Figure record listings
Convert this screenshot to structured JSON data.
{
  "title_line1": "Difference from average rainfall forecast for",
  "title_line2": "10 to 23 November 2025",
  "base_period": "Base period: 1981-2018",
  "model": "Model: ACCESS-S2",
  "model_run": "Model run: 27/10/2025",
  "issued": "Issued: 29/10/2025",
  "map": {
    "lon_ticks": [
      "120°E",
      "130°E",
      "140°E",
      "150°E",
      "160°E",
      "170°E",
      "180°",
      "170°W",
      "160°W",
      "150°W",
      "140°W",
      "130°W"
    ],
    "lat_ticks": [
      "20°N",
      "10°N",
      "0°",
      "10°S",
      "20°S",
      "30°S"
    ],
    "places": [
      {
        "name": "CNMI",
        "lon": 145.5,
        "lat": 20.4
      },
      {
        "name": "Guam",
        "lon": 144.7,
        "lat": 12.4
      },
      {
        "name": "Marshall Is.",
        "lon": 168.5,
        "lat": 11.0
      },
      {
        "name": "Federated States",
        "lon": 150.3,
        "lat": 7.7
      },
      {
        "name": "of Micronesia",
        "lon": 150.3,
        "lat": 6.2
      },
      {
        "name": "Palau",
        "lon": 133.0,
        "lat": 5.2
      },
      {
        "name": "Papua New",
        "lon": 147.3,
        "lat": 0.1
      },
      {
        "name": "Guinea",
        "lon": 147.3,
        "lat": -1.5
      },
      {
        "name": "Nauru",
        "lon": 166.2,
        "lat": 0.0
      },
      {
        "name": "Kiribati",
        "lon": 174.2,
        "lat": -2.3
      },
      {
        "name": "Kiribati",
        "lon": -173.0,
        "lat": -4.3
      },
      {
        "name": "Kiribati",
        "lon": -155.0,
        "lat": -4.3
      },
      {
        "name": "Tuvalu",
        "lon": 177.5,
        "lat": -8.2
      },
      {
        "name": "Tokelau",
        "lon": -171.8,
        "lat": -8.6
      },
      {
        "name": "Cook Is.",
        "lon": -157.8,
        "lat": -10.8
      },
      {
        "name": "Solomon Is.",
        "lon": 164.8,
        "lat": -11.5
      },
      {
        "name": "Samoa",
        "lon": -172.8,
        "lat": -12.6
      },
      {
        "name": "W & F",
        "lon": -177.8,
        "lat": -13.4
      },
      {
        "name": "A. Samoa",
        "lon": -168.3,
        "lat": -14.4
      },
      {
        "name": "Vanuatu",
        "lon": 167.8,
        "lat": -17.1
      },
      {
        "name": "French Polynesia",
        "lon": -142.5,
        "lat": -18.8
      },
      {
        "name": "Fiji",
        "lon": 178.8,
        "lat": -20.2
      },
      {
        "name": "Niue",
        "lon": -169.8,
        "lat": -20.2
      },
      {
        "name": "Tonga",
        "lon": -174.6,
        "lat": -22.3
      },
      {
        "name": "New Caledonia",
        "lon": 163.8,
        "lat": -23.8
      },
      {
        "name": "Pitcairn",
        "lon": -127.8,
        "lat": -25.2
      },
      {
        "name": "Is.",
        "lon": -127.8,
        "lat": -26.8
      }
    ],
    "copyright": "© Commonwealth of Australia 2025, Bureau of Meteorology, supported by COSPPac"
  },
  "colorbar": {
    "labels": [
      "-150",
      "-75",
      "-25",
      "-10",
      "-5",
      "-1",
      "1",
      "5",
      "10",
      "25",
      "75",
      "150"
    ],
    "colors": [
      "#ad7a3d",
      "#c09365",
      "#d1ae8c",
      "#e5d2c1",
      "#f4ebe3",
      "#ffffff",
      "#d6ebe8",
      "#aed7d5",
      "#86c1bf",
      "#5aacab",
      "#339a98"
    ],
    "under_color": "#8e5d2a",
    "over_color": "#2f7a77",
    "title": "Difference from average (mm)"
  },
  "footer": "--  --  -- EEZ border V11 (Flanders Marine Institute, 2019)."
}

WHAT IS BEING ASKED
Output the records exactly, including every line.

CORRECT OUTPUT
Convert this screenshot to structured JSON data.
{
  "title_line1": "Difference from average rainfall forecast for",
  "title_line2": "10 to 23 November 2025",
  "base_period": "Base period: 1981-2018",
  "model": "Model: ACCESS-S2",
  "model_run": "Model run: 27/10/2025",
  "issued": "Issued: 29/10/2025",
  "map": {
    "lon_ticks": [
      "120°E",
      "130°E",
      "140°E",
      "150°E",
      "160°E",
      "170°E",
      "180°",
      "170°W",
      "160°W",
      "150°W",
      "140°W",
      "130°W"
    ],
    "lat_ticks": [
      "20°N",
      "10°N",
      "0°",
      "10°S",
      "20°S",
      "30°S"
    ],
    "places": [
      {
        "name": "CNMI",
        "lon": 145.5,
        "lat": 20.4
      },
      {
        "name": "Guam",
        "lon": 144.7,
        "lat": 12.4
      },
      {
        "name": "Marshall Is.",
        "lon": 168.5,
        "lat": 11.0
      },
      {
        "name": "Federated States",
        "lon": 150.3,
        "lat": 7.7
      },
      {
        "name": "of Micronesia",
        "lon": 150.3,
        "lat": 6.2
      },
      {
        "name": "Palau",
        "lon": 133.0,
        "lat": 5.2
      },
      {
        "name": "Papua New",
        "lon": 147.3,
        "lat": 0.1
      },
      {
        "name": "Guinea",
        "lon": 147.3,
        "lat": -1.5
      },
      {
        "name": "Nauru",
        "lon": 166.2,
        "lat": 0.0
      },
      {
        "name": "Kiribati",
        "lon": 174.2,
        "lat": -2.3
      },
      {
        "name": "Kiribati",
        "lon": -173.0,
        "lat": -4.3
      },
      {
        "name": "Kiribati",
        "lon": -155.0,
        "lat": -4.3
      },
      {
        "name": "Tuvalu",
        "lon": 177.5,
        "lat": -8.2
      },
      {
        "name": "Tokelau",
        "lon": -171.8,
        "lat": -8.6
      },
      {
        "name": "Cook Is.",
        "lon": -157.8,
        "lat": -10.8
      },
      {
        "name": "Solomon Is.",
        "lon": 164.8,
        "lat": -11.5
      },
      {
        "name": "Samoa",
        "lon": -172.8,
        "lat": -12.6
      },
      {
        "name": "W & F",
        "lon": -177.8,
        "lat": -13.4
      },
      {
        "name": "A. Samoa",
        "lon": -168.3,
        "lat": -14.4
      },
      {
        "name": "Vanuatu",
        "lon": 167.8,
        "lat": -17.1
      },
      {
        "name": "French Polynesia",
        "lon": -142.5,
        "lat": -18.8
      },
      {
        "name": "Fiji",
        "lon": 178.8,
        "lat": -20.2
      },
      {
        "name": "Niue",
        "lon": -169.8,
        "lat": -20.2
      },
      {
        "name": "Tonga",
        "lon": -174.6,
        "lat": -22.3
      },
      {
        "name": "New Caledonia",
        "lon": 163.8,
        "lat": -23.8
      },
      {
        "name": "Pitcairn",
        "lon": -127.8,
        "lat": -25.2
      },
      {
        "name": "Is.",
        "lon": -127.8,
        "lat": -26.8
      }
    ],
    "copyright": "© Commonwealth of Australia 2025, Bureau of Meteorology, supported by COSPPac"
  },
  "colorbar": {
    "labels": [
      "-150",
      "-75",
      "-25",
      "-10",
      "-5",
      "-1",
      "1",
      "5",
      "10",
      "25",
      "75",
      "150"
    ],
    "colors": [
      "#ad7a3d",
      "#c09365",
      "#d1ae8c",
      "#e5d2c1",
      "#f4ebe3",
      "#ffffff",
      "#d6ebe8",
      "#aed7d5",
      "#86c1bf",
      "#5aacab",
      "#339a98"
    ],
    "under_color": "#8e5d2a",
    "over_color": "#2f7a77",
    "title": "Difference from average (mm)"
  },
  "footer": "--  --  -- EEZ border V11 (Flanders Marine Institute, 2019)."
}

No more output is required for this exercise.